#### GIVEN PROBLEM
Could you write out every entry exactly as it stands?

#### DATASET ROWS
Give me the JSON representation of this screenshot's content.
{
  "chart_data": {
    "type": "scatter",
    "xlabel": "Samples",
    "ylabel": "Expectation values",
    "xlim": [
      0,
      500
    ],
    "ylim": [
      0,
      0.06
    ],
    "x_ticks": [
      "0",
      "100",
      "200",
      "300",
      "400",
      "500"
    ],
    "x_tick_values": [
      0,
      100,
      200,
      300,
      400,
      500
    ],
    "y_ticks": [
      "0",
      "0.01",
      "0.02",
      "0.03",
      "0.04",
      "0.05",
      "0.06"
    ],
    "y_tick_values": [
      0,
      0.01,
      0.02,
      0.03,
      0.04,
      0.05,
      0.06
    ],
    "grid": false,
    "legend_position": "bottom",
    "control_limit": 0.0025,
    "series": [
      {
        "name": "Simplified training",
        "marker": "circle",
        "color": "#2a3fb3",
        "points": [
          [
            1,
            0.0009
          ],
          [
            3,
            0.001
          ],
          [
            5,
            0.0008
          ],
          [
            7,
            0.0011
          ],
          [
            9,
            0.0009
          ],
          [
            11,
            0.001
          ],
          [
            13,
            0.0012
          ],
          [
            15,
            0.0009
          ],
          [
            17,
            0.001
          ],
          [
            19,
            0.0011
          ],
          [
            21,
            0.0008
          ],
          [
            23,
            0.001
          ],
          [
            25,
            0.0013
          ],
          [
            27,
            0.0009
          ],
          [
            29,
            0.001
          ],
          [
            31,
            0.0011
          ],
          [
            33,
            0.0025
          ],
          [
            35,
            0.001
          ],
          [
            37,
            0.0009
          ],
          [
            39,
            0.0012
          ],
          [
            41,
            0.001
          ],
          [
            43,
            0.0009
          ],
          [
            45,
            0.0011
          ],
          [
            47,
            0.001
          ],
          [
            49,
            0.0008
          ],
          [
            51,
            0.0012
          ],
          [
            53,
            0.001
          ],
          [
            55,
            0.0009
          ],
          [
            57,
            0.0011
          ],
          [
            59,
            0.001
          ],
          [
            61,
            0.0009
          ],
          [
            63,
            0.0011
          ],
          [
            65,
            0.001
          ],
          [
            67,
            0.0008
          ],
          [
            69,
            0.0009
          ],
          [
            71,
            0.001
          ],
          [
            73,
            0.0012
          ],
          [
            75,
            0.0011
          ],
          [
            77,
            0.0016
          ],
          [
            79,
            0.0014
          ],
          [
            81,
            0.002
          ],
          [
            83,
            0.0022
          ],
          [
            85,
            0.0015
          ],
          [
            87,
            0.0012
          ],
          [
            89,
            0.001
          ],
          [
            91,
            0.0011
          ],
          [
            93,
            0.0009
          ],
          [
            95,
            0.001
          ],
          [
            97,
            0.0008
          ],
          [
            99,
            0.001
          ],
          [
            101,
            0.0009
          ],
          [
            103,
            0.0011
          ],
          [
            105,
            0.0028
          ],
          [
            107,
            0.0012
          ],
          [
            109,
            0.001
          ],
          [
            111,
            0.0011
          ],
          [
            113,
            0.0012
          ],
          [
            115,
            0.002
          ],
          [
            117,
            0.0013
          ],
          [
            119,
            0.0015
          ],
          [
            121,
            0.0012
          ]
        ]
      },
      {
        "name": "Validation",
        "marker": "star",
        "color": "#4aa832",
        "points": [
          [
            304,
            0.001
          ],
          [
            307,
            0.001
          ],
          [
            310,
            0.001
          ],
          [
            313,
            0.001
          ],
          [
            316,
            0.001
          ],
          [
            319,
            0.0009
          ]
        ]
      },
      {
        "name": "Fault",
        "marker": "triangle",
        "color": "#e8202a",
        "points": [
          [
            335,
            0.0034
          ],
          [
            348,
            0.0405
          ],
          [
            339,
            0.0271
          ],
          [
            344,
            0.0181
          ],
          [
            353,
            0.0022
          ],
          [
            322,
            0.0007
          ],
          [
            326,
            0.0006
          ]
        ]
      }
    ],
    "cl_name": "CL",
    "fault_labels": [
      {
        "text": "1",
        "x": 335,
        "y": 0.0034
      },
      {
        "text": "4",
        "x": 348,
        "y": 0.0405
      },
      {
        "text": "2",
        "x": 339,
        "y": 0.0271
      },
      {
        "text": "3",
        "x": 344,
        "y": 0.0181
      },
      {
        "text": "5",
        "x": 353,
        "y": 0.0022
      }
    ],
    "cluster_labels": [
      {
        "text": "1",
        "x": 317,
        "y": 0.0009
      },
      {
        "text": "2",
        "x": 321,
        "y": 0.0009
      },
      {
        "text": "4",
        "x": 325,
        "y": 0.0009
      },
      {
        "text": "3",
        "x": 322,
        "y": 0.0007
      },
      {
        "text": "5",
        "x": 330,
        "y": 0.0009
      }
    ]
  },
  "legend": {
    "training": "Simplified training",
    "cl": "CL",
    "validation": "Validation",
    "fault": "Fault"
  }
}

#### SOLUTION FOR THIS TASK
Give me the JSON representation of this screenshot's content.
{
  "chart_data": {
    "type": "scatter",
    "xlabel": "Samples",
    "ylabel": "Expectation values",
    "xlim": [
      0,
      500
    ],
    "ylim": [
      0,
      0.06
    ],
    "x_ticks": [
      "0",
      "100",
      "200",
      "300",
      "400",
      "500"
    ],
    "x_tick_values": [
      0,
      100,
      200,
      300,
      400,
      500
    ],
    "y_ticks": [
      "0",
      "0.01",
      "0.02",
      "0.03",
      "0.04",
      "0.05",
      "0.06"
    ],
    "y_tick_values": [
      0,
      0.01,
      0.02,
      0.03,
      0.04,
      0.05,
      0.06
    ],
    "grid": false,
    "legend_position": "bottom",
    "control_limit": 0.0025,
    "series": [
      {
        "name": "Simplified training",
        "marker": "circle",
        "color": "#2a3fb3",
        "points": [
          [
            1,
            0.0009
          ],
          [
            3,
            0.001
          ],
          [
            5,
            0.0008
          ],
          [
            7,
            0.0011
          ],
          [
            9,
            0.0009
          ],
          [
            11,
            0.001
          ],
          [
            13,
            0.0012
          ],
          [
            15,
            0.0009
          ],
          [
            17,
            0.001
          ],
          [
            19,
            0.0011
          ],
          [
            21,
            0.0008
          ],
          [
            23,
            0.001
          ],
          [
            25,
            0.0013
          ],
          [
            27,
            0.0009
          ],
          [
            29,
            0.001
          ],
          [
            31,
            0.0011
          ],
          [
            33,
            0.0025
          ],
          [
            35,
            0.001
          ],
          [
            37,
            0.0009
          ],
          [
            39,
            0.0012
          ],
          [
            41,
            0.001
          ],
          [
            43,
            0.0009
          ],
          [
            45,
            0.0011
          ],
          [
            47,
            0.001
          ],
          [
            49,
            0.0008
          ],
          [
            51,
            0.0012
          ],
          [
            53,
            0.001
          ],
          [
            55,
            0.0009
          ],
          [
            57,
            0.0011
          ],
          [
            59,
            0.001
          ],
          [
            61,
            0.0009
          ],
          [
            63,
            0.0011
          ],
          [
            65,
            0.001
          ],
          [
            67,
            0.0008
          ],
          [
            69,
            0.0009
          ],
          [
            71,
            0.001
          ],
          [
            73,
            0.0012
          ],
          [
            75,
            0.0011
          ],
          [
            77,
            0.0016
          ],
          [
            79,
            0.0014
          ],
          [
            81,
            0.002
          ],
          [
            83,
            0.0022
          ],
          [
            85,
            0.0015
          ],
          [
            87,
            0.0012
          ],
          [
            89,
            0.001
          ],
          [
            91,
            0.0011
          ],
          [
            93,
            0.0009
          ],
          [
            95,
            0.001
          ],
          [
            97,
            0.0008
          ],
          [
            99,
            0.001
          ],
          [
            101,
            0.0009
          ],
          [
            103,
            0.0011
          ],
          [
            105,
            0.0028
          ],
          [
            107,
            0.0012
          ],
          [
            109,
            0.001
          ],
          [
            111,
            0.0011
          ],
          [
            113,
            0.0012
          ],
          [
            115,
            0.002
          ],
          [
            117,
            0.0013
          ],
          [
            119,
            0.0015
          ],
          [
            121,
            0.0012
          ]
        ]
      },
      {
        "name": "Validation",
        "marker": "star",
        "color": "#4aa832",
        "points": [
          [
            304,
            0.001
          ],
          [
            307,
            0.001
          ],
          [
            310,
            0.001
          ],
          [
            313,
            0.001
          ],
          [
            316,
            0.001
          ],
          [
            319,
            0.0009
          ]
        ]
      },
      {
        "name": "Fault",
        "marker": "triangle",
        "color": "#e8202a",
        "points": [
          [
            335,
            0.0034
          ],
          [
            348,
            0.0405
          ],
          [
            339,
            0.0271
          ],
          [
            344,
            0.0181
          ],
          [
            353,
            0.0022
          ],
          [
            322,
            0.0007
          ],
          [
            326,
            0.0006
          ]
        ]
      }
    ],
    "cl_name": "CL",
    "fault_labels": [
      {
        "text": "1",
        "x": 335,
        "y": 0.0034
      },
      {
        "text": "4",
        "x": 348,
        "y": 0.0405
      },
      {
        "text": "2",
        "x": 339,
        "y": 0.0271
      },
      {
        "text": "3",
        "x": 344,
        "y": 0.0181
      },
      {
        "text": "5",
        "x": 353,
        "y": 0.0022
      }
    ],
    "cluster_labels": [
      {
        "text": "1",
        "x": 317,
        "y": 0.0009
      },
      {
        "text": "2",
        "x": 321,
        "y": 0.0009
      },
      {
        "text": "4",
        "x": 325,
        "y": 0.0009
      },
      {
        "text": "3",
        "x": 322,
        "y": 0.0007
      },
      {
        "text": "5",
        "x": 330,
        "y": 0.0009
      }
    ]
  },
  "legend": {
    "training": "Simplified training",
    "cl": "CL",
    "validation": "Validation",
    "fault": "Fault"
  }
}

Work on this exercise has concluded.